Restate the records in their entirety, word for word.

* Begin Input data *

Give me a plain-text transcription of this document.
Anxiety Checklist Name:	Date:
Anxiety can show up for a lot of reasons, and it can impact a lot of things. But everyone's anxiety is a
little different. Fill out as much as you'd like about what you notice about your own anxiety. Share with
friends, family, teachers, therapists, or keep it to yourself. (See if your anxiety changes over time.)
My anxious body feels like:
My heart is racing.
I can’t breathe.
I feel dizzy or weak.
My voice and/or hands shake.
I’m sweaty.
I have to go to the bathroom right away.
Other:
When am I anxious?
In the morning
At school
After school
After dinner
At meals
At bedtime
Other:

* End Input data *

__Written answer__
Give me a plain-text transcription of this document.
Anxiety Checklist Name:	Date:
Anxiety can show up for a lot of reasons, and it can impact a lot of things. But everyone's anxiety is a
little different. Fill out as much as you'd like about what you notice about your own anxiety. Share with
friends, family, teachers, therapists, or keep it to yourself. (See if your anxiety changes over time.)
My anxious body feels like:
My heart is racing.
I can’t breathe.
I feel dizzy or weak.
My voice and/or hands shake.
I’m sweaty.
I have to go to the bathroom right away.
Other:
When am I anxious?
In the morning
At school
After school
After dinner
At meals
At bedtime
Other:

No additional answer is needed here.